Records from a dataset
▼

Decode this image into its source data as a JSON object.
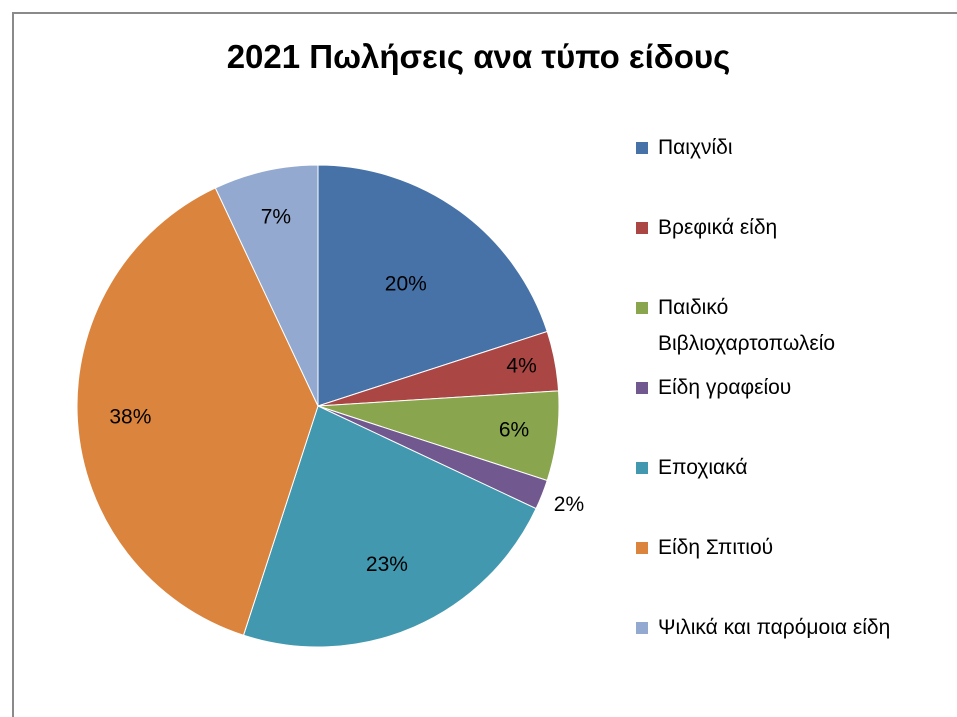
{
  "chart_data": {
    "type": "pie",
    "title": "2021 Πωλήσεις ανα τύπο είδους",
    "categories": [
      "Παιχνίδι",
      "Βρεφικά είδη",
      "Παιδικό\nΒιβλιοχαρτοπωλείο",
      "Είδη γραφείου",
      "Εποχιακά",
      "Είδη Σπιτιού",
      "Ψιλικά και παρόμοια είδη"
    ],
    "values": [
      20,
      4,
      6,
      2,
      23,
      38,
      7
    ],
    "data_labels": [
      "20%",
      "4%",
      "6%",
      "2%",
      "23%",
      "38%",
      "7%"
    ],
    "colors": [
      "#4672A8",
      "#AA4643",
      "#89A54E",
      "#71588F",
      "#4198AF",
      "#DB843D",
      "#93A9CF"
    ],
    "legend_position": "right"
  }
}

▲
▼

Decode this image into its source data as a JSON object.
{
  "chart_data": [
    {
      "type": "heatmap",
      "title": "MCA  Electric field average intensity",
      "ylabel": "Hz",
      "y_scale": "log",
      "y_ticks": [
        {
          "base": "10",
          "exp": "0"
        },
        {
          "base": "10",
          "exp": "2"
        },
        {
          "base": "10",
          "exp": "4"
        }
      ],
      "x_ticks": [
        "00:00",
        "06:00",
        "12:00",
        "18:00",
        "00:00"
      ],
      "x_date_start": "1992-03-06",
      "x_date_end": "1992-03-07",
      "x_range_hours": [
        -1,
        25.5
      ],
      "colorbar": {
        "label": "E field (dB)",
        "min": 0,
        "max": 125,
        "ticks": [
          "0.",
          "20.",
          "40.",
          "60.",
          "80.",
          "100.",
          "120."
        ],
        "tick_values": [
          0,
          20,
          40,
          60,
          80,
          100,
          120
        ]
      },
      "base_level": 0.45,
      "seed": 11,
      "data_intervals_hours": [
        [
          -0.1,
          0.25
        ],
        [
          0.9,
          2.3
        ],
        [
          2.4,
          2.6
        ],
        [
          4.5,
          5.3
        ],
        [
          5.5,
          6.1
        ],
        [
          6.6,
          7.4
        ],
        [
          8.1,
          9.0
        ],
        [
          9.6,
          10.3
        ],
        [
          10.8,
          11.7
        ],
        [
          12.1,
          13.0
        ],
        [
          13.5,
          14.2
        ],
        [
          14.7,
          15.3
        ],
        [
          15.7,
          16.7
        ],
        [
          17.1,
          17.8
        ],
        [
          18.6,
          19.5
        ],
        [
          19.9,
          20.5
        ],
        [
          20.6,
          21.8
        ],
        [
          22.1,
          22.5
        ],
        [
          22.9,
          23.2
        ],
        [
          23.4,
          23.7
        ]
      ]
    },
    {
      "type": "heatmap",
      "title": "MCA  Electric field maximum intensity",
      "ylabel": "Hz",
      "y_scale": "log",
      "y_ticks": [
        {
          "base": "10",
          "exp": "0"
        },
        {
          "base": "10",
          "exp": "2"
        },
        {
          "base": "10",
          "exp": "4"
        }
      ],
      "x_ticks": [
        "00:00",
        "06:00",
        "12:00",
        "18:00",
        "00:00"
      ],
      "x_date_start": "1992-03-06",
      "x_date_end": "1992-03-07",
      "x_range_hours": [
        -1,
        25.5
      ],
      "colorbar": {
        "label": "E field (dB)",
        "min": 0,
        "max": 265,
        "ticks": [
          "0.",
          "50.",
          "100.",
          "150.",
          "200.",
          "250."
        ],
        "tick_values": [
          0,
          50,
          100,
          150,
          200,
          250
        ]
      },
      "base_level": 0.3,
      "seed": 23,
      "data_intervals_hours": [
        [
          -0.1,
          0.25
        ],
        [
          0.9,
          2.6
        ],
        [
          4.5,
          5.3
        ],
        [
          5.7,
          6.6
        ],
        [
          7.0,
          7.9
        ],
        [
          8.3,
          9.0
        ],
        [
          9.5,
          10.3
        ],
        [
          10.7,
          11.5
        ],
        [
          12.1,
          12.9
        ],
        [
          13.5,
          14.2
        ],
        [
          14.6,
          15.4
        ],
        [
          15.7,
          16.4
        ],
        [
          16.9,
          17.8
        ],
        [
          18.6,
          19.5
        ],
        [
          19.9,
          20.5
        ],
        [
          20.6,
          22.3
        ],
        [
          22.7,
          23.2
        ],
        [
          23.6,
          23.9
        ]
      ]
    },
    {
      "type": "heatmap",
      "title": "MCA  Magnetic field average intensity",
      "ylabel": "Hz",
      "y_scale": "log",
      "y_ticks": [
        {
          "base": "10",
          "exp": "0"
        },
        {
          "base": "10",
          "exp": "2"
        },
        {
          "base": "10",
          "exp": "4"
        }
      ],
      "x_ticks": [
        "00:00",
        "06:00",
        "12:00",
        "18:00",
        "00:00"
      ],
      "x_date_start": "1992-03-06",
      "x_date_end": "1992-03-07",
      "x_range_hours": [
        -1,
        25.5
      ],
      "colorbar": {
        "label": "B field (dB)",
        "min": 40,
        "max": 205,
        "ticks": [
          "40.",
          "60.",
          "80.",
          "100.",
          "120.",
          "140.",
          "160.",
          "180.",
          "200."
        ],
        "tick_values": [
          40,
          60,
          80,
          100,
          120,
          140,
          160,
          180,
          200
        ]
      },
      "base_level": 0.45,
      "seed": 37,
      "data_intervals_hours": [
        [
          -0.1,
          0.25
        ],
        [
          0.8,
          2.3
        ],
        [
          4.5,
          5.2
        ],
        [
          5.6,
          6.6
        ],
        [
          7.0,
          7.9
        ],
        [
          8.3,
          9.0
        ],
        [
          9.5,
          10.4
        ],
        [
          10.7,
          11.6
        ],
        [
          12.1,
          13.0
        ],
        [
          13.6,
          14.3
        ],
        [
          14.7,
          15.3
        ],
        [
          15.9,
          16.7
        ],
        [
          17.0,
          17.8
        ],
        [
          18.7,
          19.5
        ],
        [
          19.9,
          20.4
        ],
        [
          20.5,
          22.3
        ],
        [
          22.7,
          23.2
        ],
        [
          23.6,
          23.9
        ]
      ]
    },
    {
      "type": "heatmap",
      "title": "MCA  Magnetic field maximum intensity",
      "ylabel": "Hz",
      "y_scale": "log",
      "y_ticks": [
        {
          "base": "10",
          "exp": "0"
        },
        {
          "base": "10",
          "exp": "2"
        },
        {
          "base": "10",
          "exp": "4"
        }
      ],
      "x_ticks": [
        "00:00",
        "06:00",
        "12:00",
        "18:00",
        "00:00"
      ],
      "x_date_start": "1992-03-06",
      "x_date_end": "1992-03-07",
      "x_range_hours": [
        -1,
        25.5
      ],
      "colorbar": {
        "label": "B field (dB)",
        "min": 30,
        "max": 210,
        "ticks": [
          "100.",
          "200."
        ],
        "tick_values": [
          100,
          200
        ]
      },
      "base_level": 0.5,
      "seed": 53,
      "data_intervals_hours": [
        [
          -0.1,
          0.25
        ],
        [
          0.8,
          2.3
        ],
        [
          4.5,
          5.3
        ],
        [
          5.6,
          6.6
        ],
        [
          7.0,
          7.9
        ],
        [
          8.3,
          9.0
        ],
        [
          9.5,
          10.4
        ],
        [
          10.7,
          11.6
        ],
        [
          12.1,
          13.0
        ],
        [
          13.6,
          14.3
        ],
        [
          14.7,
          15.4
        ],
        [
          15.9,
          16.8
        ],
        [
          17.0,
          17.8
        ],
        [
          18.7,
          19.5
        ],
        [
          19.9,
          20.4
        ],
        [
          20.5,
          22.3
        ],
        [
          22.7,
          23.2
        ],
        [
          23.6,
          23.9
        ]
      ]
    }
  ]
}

▲
▼

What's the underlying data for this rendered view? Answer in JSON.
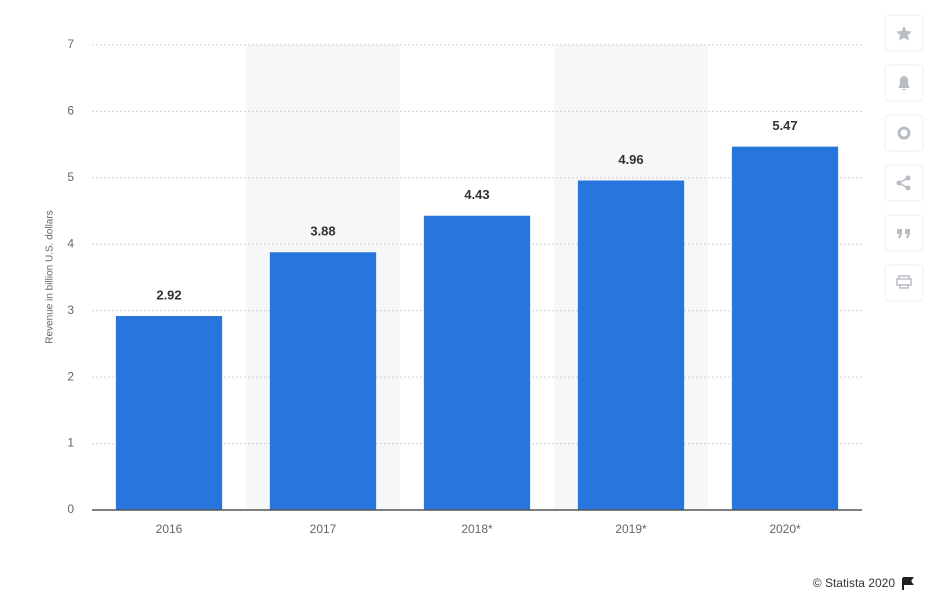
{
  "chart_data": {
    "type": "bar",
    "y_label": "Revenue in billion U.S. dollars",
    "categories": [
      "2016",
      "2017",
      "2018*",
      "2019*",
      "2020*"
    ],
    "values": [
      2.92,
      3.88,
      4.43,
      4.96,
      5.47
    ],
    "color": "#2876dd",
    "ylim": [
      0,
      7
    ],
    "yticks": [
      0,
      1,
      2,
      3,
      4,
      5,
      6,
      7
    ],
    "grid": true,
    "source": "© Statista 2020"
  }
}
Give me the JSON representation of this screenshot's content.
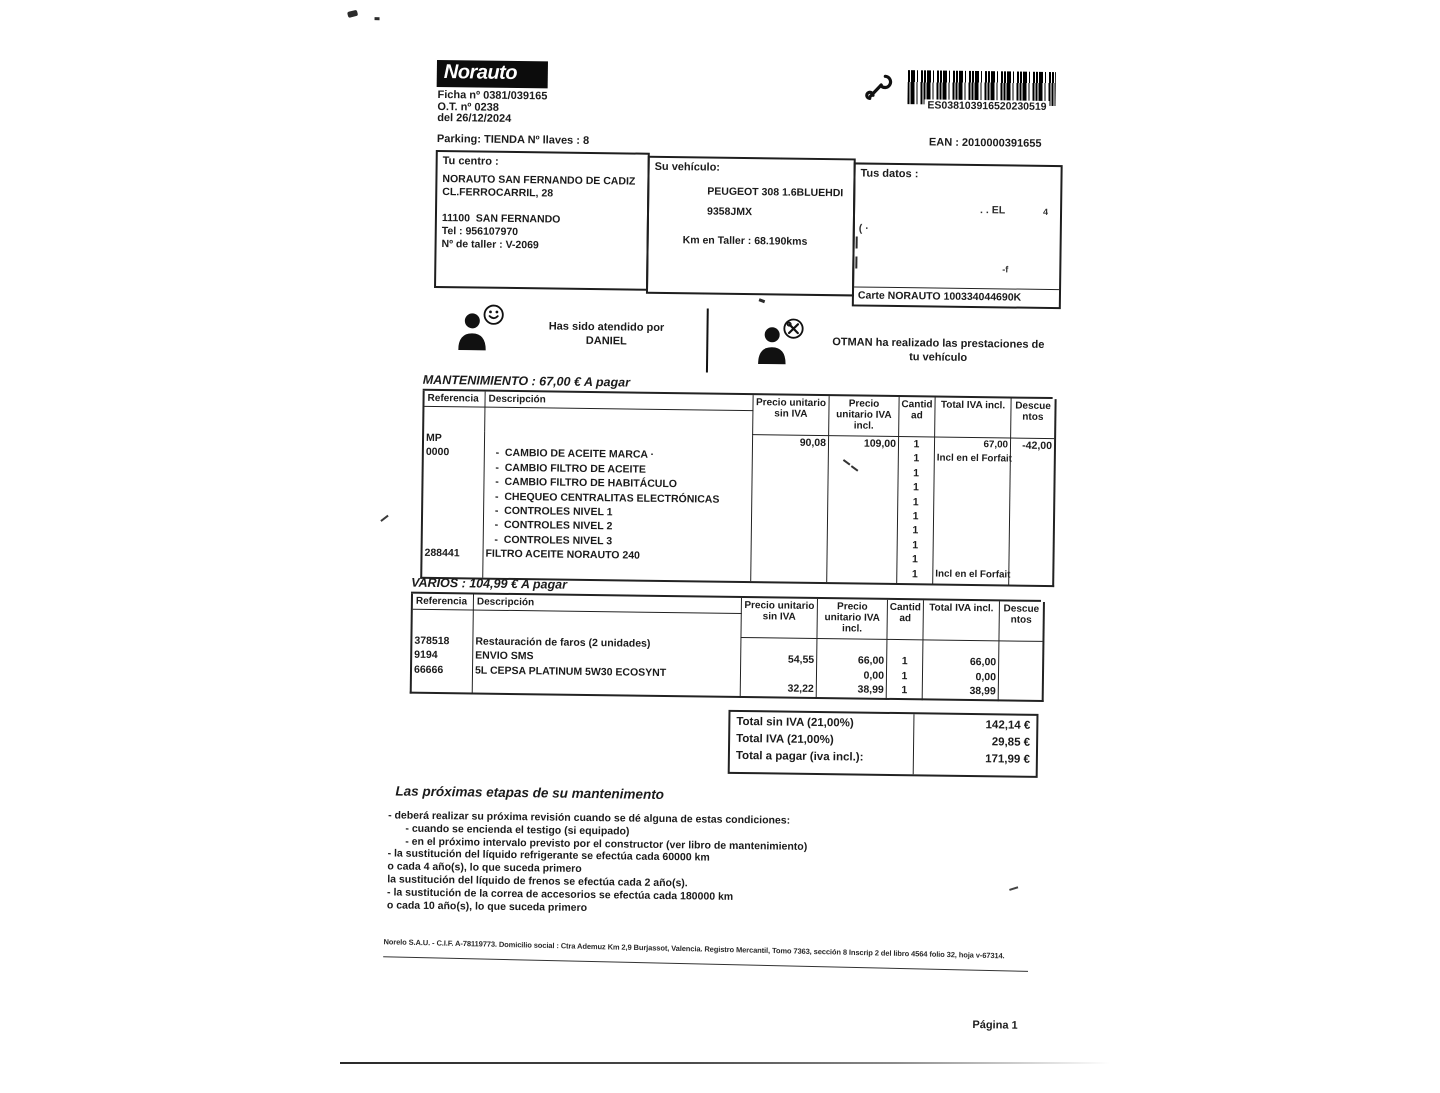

▲

■ **WHAT NEEDS TO BE DONE**:
Using the entries above, extract exactly the lines from the one that contains "What's the underlying" through the one that contains "Give me the". Do not carry over any pictures.

■ **ANSWER IN FULL**:
What's the underlying data for this rendered view? Answer in JSON.
{
  "chart_data": {
    "type": "bar",
    "y_label": "Revenue in billion U.S. dollars",
    "categories": [
      "2016",
      "2017",
      "2018*",
      "2019*",
      "2020*"
    ],
    "values": [
      2.92,
      3.88,
      4.43,
      4.96,
      5.47
    ],
    "color": "#2876dd",
    "ylim": [
      0,
      7
    ],
    "yticks": [
      0,
      1,
      2,
      3,
      4,
      5,
      6,
      7
    ],
    "grid": true,
    "source": "© Statista 2020"
  }
}
Give me the JSON representation of this screenshot's content.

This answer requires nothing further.